*** Entries provided ***
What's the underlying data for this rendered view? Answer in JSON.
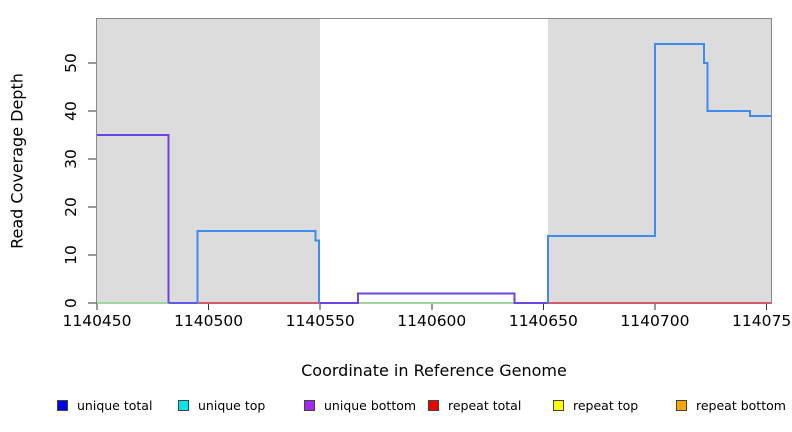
{
  "chart_data": {
    "type": "line",
    "subtype": "step-coverage",
    "title": "",
    "xlabel": "Coordinate in Reference Genome",
    "ylabel": "Read Coverage Depth",
    "xlim": [
      1140450,
      1140752
    ],
    "ylim": [
      0,
      59.2
    ],
    "grid": false,
    "x_ticks": {
      "values": [
        1140450,
        1140500,
        1140550,
        1140600,
        1140650,
        1140700,
        1140750
      ],
      "labels": [
        "1140450",
        "1140500",
        "1140550",
        "1140600",
        "1140650",
        "1140700",
        "1140750"
      ]
    },
    "y_ticks": {
      "values": [
        0,
        10,
        20,
        30,
        40,
        50
      ],
      "labels": [
        "0",
        "10",
        "20",
        "30",
        "40",
        "50"
      ]
    },
    "shaded_regions": [
      {
        "name": "repeat-region-left",
        "x0": 1140450,
        "x1": 1140550
      },
      {
        "name": "repeat-region-right",
        "x0": 1140652,
        "x1": 1140752
      }
    ],
    "region_fill": "#dcdcdc",
    "box_color": "#8a8a8a",
    "tick_color": "#333333",
    "series": [
      {
        "name": "baseline-green-left",
        "color": "#9fd69f",
        "width": 1.6,
        "points": [
          [
            1140450,
            0
          ],
          [
            1140482,
            0
          ]
        ]
      },
      {
        "name": "baseline-green-mid",
        "color": "#9fd69f",
        "width": 1.6,
        "points": [
          [
            1140567,
            0
          ],
          [
            1140637,
            0
          ]
        ]
      },
      {
        "name": "repeat-total-left",
        "color": "#d4596b",
        "width": 1.6,
        "points": [
          [
            1140495,
            0
          ],
          [
            1140550,
            0
          ]
        ]
      },
      {
        "name": "repeat-total-right",
        "color": "#d4596b",
        "width": 1.6,
        "points": [
          [
            1140652,
            0
          ],
          [
            1140752,
            0
          ]
        ]
      },
      {
        "name": "baseline-indigo",
        "color": "#5b5be8",
        "width": 1.8,
        "points": [
          [
            1140482,
            0
          ],
          [
            1140495,
            0
          ]
        ]
      },
      {
        "name": "unique-bottom-left",
        "color": "#6b46e0",
        "width": 2,
        "points": [
          [
            1140450,
            35
          ],
          [
            1140482,
            35
          ],
          [
            1140482,
            0
          ]
        ]
      },
      {
        "name": "unique-bottom-mid",
        "color": "#6b46e0",
        "width": 2,
        "points": [
          [
            1140550,
            0
          ],
          [
            1140567,
            0
          ],
          [
            1140567,
            2
          ],
          [
            1140637,
            2
          ],
          [
            1140637,
            0
          ],
          [
            1140652,
            0
          ]
        ]
      },
      {
        "name": "unique-total-left",
        "color": "#3e8bf2",
        "width": 2,
        "points": [
          [
            1140495,
            0
          ],
          [
            1140495,
            15
          ],
          [
            1140548,
            15
          ],
          [
            1140548,
            13
          ],
          [
            1140549.5,
            13
          ],
          [
            1140549.5,
            0
          ]
        ]
      },
      {
        "name": "unique-total-right",
        "color": "#3e8bf2",
        "width": 2,
        "points": [
          [
            1140652,
            0
          ],
          [
            1140652,
            14
          ],
          [
            1140700,
            14
          ],
          [
            1140700,
            54
          ],
          [
            1140722,
            54
          ],
          [
            1140722,
            50
          ],
          [
            1140723.5,
            50
          ],
          [
            1140723.5,
            40
          ],
          [
            1140742.5,
            40
          ],
          [
            1140742.5,
            39
          ],
          [
            1140752,
            39
          ]
        ]
      }
    ],
    "legend": [
      {
        "label": "unique total",
        "color": "#0000ee"
      },
      {
        "label": "unique top",
        "color": "#00e6e6"
      },
      {
        "label": "unique bottom",
        "color": "#a428f0"
      },
      {
        "label": "repeat total",
        "color": "#ee0000"
      },
      {
        "label": "repeat top",
        "color": "#ffff00"
      },
      {
        "label": "repeat bottom",
        "color": "#ffa500"
      }
    ]
  }
}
*** End of Entries provided ***
What the task requires: Could you return the lines in the entries above that contain "bottom"?

Exercise solution:
        "name": "unique-bottom-left",
        "name": "unique-bottom-mid",
        "label": "unique bottom",
        "label": "repeat bottom",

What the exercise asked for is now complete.